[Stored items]
● ● ● ●

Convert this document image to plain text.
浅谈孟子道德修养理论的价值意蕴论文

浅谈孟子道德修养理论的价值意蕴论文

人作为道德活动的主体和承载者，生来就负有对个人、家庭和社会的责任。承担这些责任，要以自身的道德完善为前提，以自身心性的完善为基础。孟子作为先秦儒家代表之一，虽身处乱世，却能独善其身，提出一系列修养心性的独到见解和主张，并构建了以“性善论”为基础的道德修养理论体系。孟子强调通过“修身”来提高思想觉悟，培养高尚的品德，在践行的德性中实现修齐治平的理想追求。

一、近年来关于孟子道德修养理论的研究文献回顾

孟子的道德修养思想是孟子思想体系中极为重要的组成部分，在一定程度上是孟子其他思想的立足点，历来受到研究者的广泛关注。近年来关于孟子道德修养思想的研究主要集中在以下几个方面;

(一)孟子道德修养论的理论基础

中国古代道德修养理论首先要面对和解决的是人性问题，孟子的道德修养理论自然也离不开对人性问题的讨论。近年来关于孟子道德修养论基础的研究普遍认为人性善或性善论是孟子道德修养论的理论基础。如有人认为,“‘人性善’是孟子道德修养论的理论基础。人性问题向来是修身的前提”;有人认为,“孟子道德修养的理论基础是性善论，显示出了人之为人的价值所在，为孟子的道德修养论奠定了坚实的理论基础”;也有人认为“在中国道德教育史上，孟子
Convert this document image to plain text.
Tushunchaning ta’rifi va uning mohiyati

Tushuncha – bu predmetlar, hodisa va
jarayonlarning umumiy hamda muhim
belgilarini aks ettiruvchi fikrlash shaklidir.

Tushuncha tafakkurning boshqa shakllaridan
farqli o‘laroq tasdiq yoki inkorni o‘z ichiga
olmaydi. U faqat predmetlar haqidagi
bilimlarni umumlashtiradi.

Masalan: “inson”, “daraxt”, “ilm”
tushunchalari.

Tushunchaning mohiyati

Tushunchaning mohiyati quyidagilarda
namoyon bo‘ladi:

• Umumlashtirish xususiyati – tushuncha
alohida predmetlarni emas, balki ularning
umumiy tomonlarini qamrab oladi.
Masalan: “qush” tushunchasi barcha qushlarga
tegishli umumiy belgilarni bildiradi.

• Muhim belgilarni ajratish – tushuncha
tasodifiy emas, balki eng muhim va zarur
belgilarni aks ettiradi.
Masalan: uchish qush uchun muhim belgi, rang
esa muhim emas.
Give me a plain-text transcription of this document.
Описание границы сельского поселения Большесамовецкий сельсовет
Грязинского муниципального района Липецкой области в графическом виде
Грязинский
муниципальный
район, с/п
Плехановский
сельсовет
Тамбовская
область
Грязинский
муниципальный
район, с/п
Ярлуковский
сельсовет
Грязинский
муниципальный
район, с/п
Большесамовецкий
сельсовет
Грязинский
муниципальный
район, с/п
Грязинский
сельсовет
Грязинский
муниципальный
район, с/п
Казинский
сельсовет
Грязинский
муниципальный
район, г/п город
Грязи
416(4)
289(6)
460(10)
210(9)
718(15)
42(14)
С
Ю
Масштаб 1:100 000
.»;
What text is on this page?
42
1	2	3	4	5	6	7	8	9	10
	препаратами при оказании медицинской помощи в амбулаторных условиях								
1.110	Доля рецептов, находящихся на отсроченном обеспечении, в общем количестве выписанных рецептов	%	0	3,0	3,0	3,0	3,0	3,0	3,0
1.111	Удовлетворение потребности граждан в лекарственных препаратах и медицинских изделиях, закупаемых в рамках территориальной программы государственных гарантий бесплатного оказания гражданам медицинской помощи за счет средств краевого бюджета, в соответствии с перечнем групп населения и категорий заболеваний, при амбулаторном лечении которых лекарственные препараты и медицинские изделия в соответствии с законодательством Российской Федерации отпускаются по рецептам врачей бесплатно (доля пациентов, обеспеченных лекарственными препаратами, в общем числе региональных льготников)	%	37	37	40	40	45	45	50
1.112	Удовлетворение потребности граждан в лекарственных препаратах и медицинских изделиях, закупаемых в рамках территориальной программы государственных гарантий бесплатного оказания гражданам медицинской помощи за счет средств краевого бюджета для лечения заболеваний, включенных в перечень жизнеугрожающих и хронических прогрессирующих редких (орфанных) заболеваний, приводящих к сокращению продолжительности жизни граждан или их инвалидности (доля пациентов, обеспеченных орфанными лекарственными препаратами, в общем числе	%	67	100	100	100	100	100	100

● ● ● ●

### Task to carry out
Write down every line of the data exactly as it appears above.

### Final result
Convert this document image to plain text.
浅谈孟子道德修养理论的价值意蕴论文

浅谈孟子道德修养理论的价值意蕴论文

人作为道德活动的主体和承载者，生来就负有对个人、家庭和社会的责任。承担这些责任，要以自身的道德完善为前提，以自身心性的完善为基础。孟子作为先秦儒家代表之一，虽身处乱世，却能独善其身，提出一系列修养心性的独到见解和主张，并构建了以“性善论”为基础的道德修养理论体系。孟子强调通过“修身”来提高思想觉悟，培养高尚的品德，在践行的德性中实现修齐治平的理想追求。

一、近年来关于孟子道德修养理论的研究文献回顾

孟子的道德修养思想是孟子思想体系中极为重要的组成部分，在一定程度上是孟子其他思想的立足点，历来受到研究者的广泛关注。近年来关于孟子道德修养思想的研究主要集中在以下几个方面;

(一)孟子道德修养论的理论基础

中国古代道德修养理论首先要面对和解决的是人性问题，孟子的道德修养理论自然也离不开对人性问题的讨论。近年来关于孟子道德修养论基础的研究普遍认为人性善或性善论是孟子道德修养论的理论基础。如有人认为,“‘人性善’是孟子道德修养论的理论基础。人性问题向来是修身的前提”;有人认为,“孟子道德修养的理论基础是性善论，显示出了人之为人的价值所在，为孟子的道德修养论奠定了坚实的理论基础”;也有人认为“在中国道德教育史上，孟子
Convert this document image to plain text.
Tushunchaning ta’rifi va uning mohiyati

Tushuncha – bu predmetlar, hodisa va
jarayonlarning umumiy hamda muhim
belgilarini aks ettiruvchi fikrlash shaklidir.

Tushuncha tafakkurning boshqa shakllaridan
farqli o‘laroq tasdiq yoki inkorni o‘z ichiga
olmaydi. U faqat predmetlar haqidagi
bilimlarni umumlashtiradi.

Masalan: “inson”, “daraxt”, “ilm”
tushunchalari.

Tushunchaning mohiyati

Tushunchaning mohiyati quyidagilarda
namoyon bo‘ladi:

• Umumlashtirish xususiyati – tushuncha
alohida predmetlarni emas, balki ularning
umumiy tomonlarini qamrab oladi.
Masalan: “qush” tushunchasi barcha qushlarga
tegishli umumiy belgilarni bildiradi.

• Muhim belgilarni ajratish – tushuncha
tasodifiy emas, balki eng muhim va zarur
belgilarni aks ettiradi.
Masalan: uchish qush uchun muhim belgi, rang
esa muhim emas.
Give me a plain-text transcription of this document.
Описание границы сельского поселения Большесамовецкий сельсовет
Грязинского муниципального района Липецкой области в графическом виде
Грязинский
муниципальный
район, с/п
Плехановский
сельсовет
Тамбовская
область
Грязинский
муниципальный
район, с/п
Ярлуковский
сельсовет
Грязинский
муниципальный
район, с/п
Большесамовецкий
сельсовет
Грязинский
муниципальный
район, с/п
Грязинский
сельсовет
Грязинский
муниципальный
район, с/п
Казинский
сельсовет
Грязинский
муниципальный
район, г/п город
Грязи
416(4)
289(6)
460(10)
210(9)
718(15)
42(14)
С
Ю
Масштаб 1:100 000
.»;
What text is on this page?
42
1	2	3	4	5	6	7	8	9	10
	препаратами при оказании медицинской помощи в амбулаторных условиях								
1.110	Доля рецептов, находящихся на отсроченном обеспечении, в общем количестве выписанных рецептов	%	0	3,0	3,0	3,0	3,0	3,0	3,0
1.111	Удовлетворение потребности граждан в лекарственных препаратах и медицинских изделиях, закупаемых в рамках территориальной программы государственных гарантий бесплатного оказания гражданам медицинской помощи за счет средств краевого бюджета, в соответствии с перечнем групп населения и категорий заболеваний, при амбулаторном лечении которых лекарственные препараты и медицинские изделия в соответствии с законодательством Российской Федерации отпускаются по рецептам врачей бесплатно (доля пациентов, обеспеченных лекарственными препаратами, в общем числе региональных льготников)	%	37	37	40	40	45	45	50
1.112	Удовлетворение потребности граждан в лекарственных препаратах и медицинских изделиях, закупаемых в рамках территориальной программы государственных гарантий бесплатного оказания гражданам медицинской помощи за счет средств краевого бюджета для лечения заболеваний, включенных в перечень жизнеугрожающих и хронических прогрессирующих редких (орфанных) заболеваний, приводящих к сокращению продолжительности жизни граждан или их инвалидности (доля пациентов, обеспеченных орфанными лекарственными препаратами, в общем числе	%	67	100	100	100	100	100	100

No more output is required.